((
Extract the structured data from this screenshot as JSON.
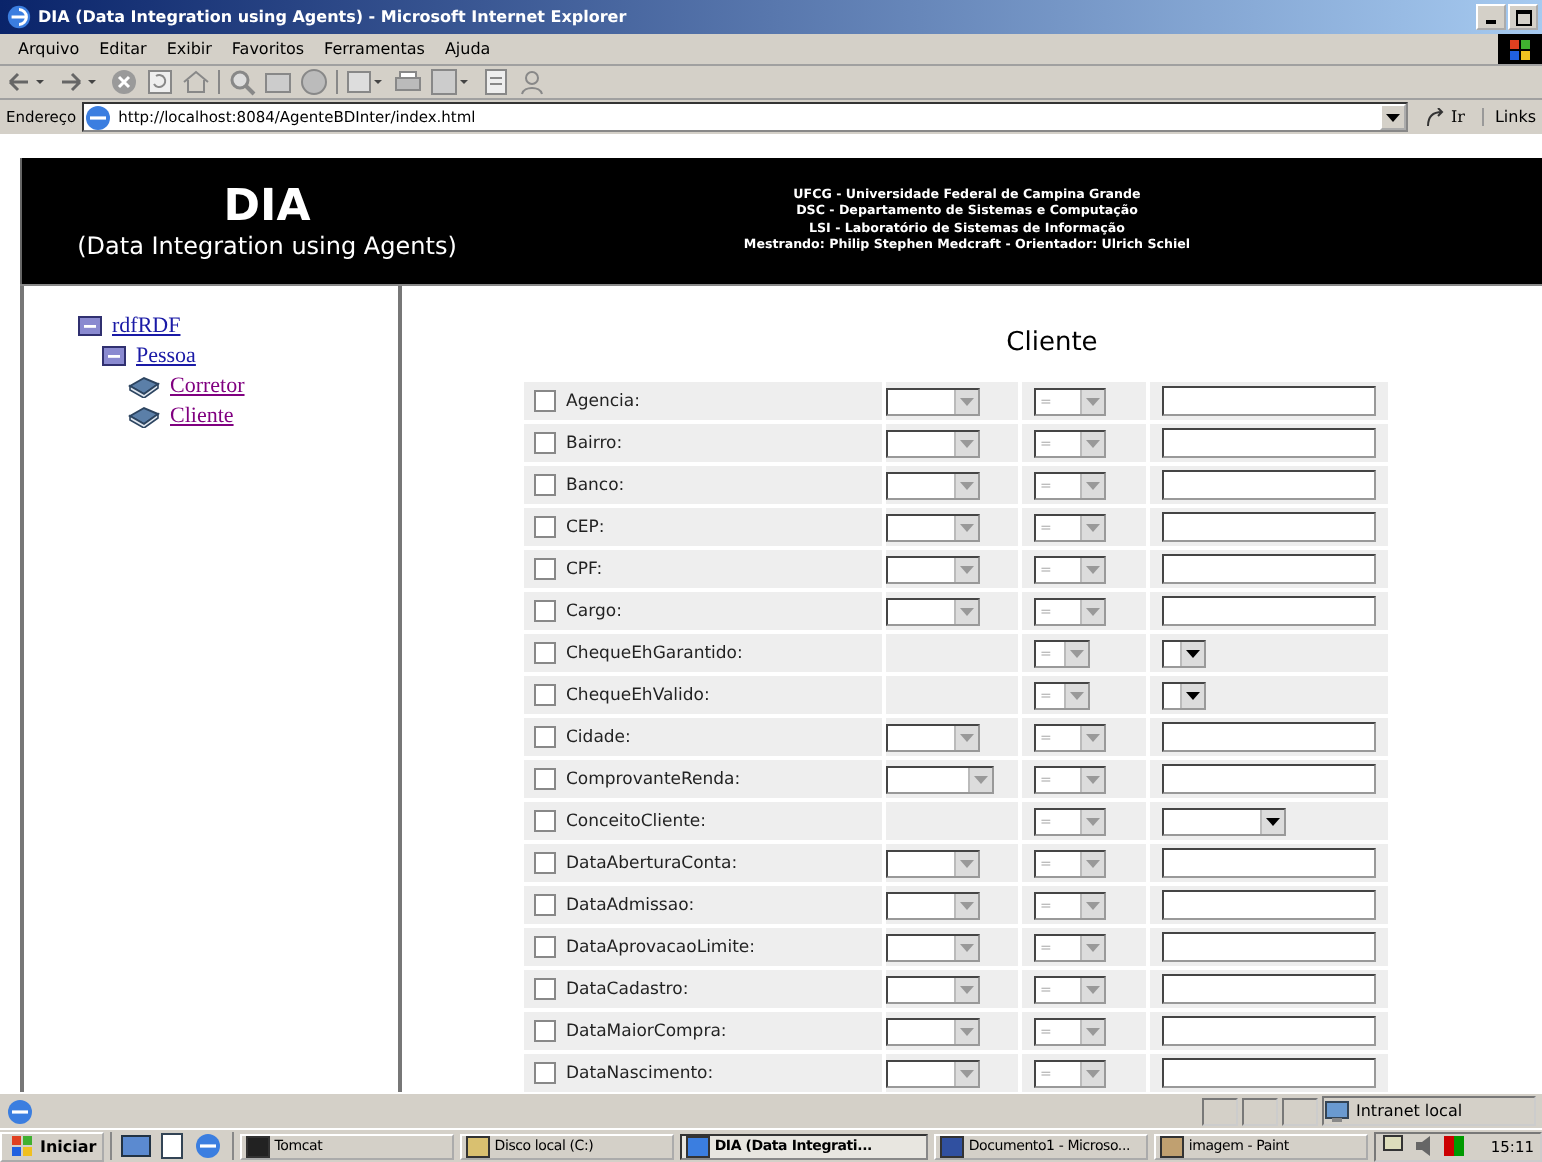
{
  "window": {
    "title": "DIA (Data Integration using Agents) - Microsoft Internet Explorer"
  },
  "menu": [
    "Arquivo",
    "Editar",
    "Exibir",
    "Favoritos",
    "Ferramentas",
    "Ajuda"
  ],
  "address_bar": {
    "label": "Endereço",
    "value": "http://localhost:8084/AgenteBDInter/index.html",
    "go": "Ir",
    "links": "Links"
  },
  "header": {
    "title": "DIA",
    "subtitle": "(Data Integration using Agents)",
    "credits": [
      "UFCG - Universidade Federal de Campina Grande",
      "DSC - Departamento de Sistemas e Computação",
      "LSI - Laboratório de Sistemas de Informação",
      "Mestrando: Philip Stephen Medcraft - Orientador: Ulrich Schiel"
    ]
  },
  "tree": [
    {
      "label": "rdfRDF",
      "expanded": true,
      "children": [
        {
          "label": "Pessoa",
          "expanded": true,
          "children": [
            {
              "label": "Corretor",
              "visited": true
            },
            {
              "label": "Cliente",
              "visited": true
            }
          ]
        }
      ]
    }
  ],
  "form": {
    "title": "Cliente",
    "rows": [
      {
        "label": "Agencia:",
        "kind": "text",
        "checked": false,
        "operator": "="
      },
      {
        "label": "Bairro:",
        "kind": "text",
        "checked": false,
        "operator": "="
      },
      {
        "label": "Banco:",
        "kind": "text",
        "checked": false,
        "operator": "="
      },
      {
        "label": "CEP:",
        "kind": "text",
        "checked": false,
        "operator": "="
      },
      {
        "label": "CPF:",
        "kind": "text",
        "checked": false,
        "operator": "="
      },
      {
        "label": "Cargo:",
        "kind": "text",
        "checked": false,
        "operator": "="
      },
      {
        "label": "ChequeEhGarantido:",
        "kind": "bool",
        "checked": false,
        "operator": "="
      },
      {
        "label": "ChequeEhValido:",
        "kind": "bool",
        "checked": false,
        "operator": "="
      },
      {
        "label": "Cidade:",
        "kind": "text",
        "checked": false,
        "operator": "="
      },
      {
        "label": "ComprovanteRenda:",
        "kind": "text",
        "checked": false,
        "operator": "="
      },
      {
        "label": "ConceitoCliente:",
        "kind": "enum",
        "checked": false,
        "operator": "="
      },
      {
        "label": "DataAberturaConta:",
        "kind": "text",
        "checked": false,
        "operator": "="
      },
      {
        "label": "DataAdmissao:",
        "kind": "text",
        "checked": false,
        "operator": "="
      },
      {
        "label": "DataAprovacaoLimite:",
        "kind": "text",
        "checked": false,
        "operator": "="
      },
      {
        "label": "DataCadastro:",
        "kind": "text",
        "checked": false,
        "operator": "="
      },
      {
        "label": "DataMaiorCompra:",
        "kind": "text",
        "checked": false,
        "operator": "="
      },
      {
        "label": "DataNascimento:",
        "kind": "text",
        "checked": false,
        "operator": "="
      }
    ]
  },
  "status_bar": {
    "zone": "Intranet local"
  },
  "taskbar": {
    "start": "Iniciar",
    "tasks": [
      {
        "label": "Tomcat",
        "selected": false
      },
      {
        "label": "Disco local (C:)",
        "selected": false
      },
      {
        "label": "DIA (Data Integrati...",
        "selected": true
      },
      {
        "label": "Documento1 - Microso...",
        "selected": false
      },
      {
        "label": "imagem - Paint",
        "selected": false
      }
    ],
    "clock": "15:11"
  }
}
))
Restate each entry word for word, leaving out any pictures.

Answer for the task —
Extract the structured data from this screenshot as JSON.
{
  "window": {
    "title": "DIA (Data Integration using Agents) - Microsoft Internet Explorer"
  },
  "menu": [
    "Arquivo",
    "Editar",
    "Exibir",
    "Favoritos",
    "Ferramentas",
    "Ajuda"
  ],
  "address_bar": {
    "label": "Endereço",
    "value": "http://localhost:8084/AgenteBDInter/index.html",
    "go": "Ir",
    "links": "Links"
  },
  "header": {
    "title": "DIA",
    "subtitle": "(Data Integration using Agents)",
    "credits": [
      "UFCG - Universidade Federal de Campina Grande",
      "DSC - Departamento de Sistemas e Computação",
      "LSI - Laboratório de Sistemas de Informação",
      "Mestrando: Philip Stephen Medcraft - Orientador: Ulrich Schiel"
    ]
  },
  "tree": [
    {
      "label": "rdfRDF",
      "expanded": true,
      "children": [
        {
          "label": "Pessoa",
          "expanded": true,
          "children": [
            {
              "label": "Corretor",
              "visited": true
            },
            {
              "label": "Cliente",
              "visited": true
            }
          ]
        }
      ]
    }
  ],
  "form": {
    "title": "Cliente",
    "rows": [
      {
        "label": "Agencia:",
        "kind": "text",
        "checked": false,
        "operator": "="
      },
      {
        "label": "Bairro:",
        "kind": "text",
        "checked": false,
        "operator": "="
      },
      {
        "label": "Banco:",
        "kind": "text",
        "checked": false,
        "operator": "="
      },
      {
        "label": "CEP:",
        "kind": "text",
        "checked": false,
        "operator": "="
      },
      {
        "label": "CPF:",
        "kind": "text",
        "checked": false,
        "operator": "="
      },
      {
        "label": "Cargo:",
        "kind": "text",
        "checked": false,
        "operator": "="
      },
      {
        "label": "ChequeEhGarantido:",
        "kind": "bool",
        "checked": false,
        "operator": "="
      },
      {
        "label": "ChequeEhValido:",
        "kind": "bool",
        "checked": false,
        "operator": "="
      },
      {
        "label": "Cidade:",
        "kind": "text",
        "checked": false,
        "operator": "="
      },
      {
        "label": "ComprovanteRenda:",
        "kind": "text",
        "checked": false,
        "operator": "="
      },
      {
        "label": "ConceitoCliente:",
        "kind": "enum",
        "checked": false,
        "operator": "="
      },
      {
        "label": "DataAberturaConta:",
        "kind": "text",
        "checked": false,
        "operator": "="
      },
      {
        "label": "DataAdmissao:",
        "kind": "text",
        "checked": false,
        "operator": "="
      },
      {
        "label": "DataAprovacaoLimite:",
        "kind": "text",
        "checked": false,
        "operator": "="
      },
      {
        "label": "DataCadastro:",
        "kind": "text",
        "checked": false,
        "operator": "="
      },
      {
        "label": "DataMaiorCompra:",
        "kind": "text",
        "checked": false,
        "operator": "="
      },
      {
        "label": "DataNascimento:",
        "kind": "text",
        "checked": false,
        "operator": "="
      }
    ]
  },
  "status_bar": {
    "zone": "Intranet local"
  },
  "taskbar": {
    "start": "Iniciar",
    "tasks": [
      {
        "label": "Tomcat",
        "selected": false
      },
      {
        "label": "Disco local (C:)",
        "selected": false
      },
      {
        "label": "DIA (Data Integrati...",
        "selected": true
      },
      {
        "label": "Documento1 - Microso...",
        "selected": false
      },
      {
        "label": "imagem - Paint",
        "selected": false
      }
    ],
    "clock": "15:11"
  }
}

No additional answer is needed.